- [EJERCICIO PROPUESTO]: Imprime, por favor, todas las líneas de los ítems sin cambiar nada.

- [DATOS REGISTRADOS]:
########################################

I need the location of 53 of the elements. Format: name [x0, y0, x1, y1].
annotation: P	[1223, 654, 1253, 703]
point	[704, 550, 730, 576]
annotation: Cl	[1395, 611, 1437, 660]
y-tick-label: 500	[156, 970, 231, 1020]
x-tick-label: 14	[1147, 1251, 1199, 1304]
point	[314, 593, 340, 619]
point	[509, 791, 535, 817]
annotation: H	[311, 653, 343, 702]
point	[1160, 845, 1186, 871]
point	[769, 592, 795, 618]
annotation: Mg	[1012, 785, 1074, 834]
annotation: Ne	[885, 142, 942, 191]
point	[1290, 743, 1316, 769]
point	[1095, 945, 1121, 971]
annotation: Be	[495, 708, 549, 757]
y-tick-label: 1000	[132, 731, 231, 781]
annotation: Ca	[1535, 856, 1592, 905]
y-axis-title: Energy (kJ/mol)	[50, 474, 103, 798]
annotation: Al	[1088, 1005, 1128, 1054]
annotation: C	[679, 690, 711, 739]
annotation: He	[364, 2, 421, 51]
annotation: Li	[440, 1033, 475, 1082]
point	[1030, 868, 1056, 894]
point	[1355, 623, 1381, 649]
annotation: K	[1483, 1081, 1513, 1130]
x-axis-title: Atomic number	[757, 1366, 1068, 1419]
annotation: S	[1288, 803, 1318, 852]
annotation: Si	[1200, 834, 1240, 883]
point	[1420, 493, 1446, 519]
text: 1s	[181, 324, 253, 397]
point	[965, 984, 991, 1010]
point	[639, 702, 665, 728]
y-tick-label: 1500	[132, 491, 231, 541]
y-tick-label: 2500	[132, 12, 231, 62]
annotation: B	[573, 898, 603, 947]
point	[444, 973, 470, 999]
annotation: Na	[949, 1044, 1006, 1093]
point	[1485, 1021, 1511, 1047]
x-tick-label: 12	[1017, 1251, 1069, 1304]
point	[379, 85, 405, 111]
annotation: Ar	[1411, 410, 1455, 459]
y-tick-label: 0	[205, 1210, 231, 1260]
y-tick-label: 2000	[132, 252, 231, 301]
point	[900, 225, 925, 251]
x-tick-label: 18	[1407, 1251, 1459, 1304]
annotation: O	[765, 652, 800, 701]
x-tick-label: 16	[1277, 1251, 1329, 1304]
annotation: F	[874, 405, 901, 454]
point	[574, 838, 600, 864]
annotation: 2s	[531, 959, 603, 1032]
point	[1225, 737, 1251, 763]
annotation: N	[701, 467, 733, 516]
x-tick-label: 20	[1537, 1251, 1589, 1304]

########################################

- [RESULTADO FINAL]:
I need the location of 53 of the elements. Format: name [x0, y0, x1, y1].
annotation: P	[1223, 654, 1253, 703]
point	[704, 550, 730, 576]
annotation: Cl	[1395, 611, 1437, 660]
y-tick-label: 500	[156, 970, 231, 1020]
x-tick-label: 14	[1147, 1251, 1199, 1304]
point	[314, 593, 340, 619]
point	[509, 791, 535, 817]
annotation: H	[311, 653, 343, 702]
point	[1160, 845, 1186, 871]
point	[769, 592, 795, 618]
annotation: Mg	[1012, 785, 1074, 834]
annotation: Ne	[885, 142, 942, 191]
point	[1290, 743, 1316, 769]
point	[1095, 945, 1121, 971]
annotation: Be	[495, 708, 549, 757]
y-tick-label: 1000	[132, 731, 231, 781]
annotation: Ca	[1535, 856, 1592, 905]
y-axis-title: Energy (kJ/mol)	[50, 474, 103, 798]
annotation: Al	[1088, 1005, 1128, 1054]
annotation: C	[679, 690, 711, 739]
annotation: He	[364, 2, 421, 51]
annotation: Li	[440, 1033, 475, 1082]
point	[1030, 868, 1056, 894]
point	[1355, 623, 1381, 649]
annotation: K	[1483, 1081, 1513, 1130]
x-axis-title: Atomic number	[757, 1366, 1068, 1419]
annotation: S	[1288, 803, 1318, 852]
annotation: Si	[1200, 834, 1240, 883]
point	[1420, 493, 1446, 519]
text: 1s	[181, 324, 253, 397]
point	[965, 984, 991, 1010]
point	[639, 702, 665, 728]
y-tick-label: 1500	[132, 491, 231, 541]
y-tick-label: 2500	[132, 12, 231, 62]
annotation: B	[573, 898, 603, 947]
point	[444, 973, 470, 999]
annotation: Na	[949, 1044, 1006, 1093]
point	[1485, 1021, 1511, 1047]
x-tick-label: 12	[1017, 1251, 1069, 1304]
point	[379, 85, 405, 111]
annotation: Ar	[1411, 410, 1455, 459]
y-tick-label: 0	[205, 1210, 231, 1260]
y-tick-label: 2000	[132, 252, 231, 301]
point	[900, 225, 925, 251]
x-tick-label: 18	[1407, 1251, 1459, 1304]
annotation: O	[765, 652, 800, 701]
x-tick-label: 16	[1277, 1251, 1329, 1304]
annotation: F	[874, 405, 901, 454]
point	[574, 838, 600, 864]
annotation: 2s	[531, 959, 603, 1032]
point	[1225, 737, 1251, 763]
annotation: N	[701, 467, 733, 516]
x-tick-label: 20	[1537, 1251, 1589, 1304]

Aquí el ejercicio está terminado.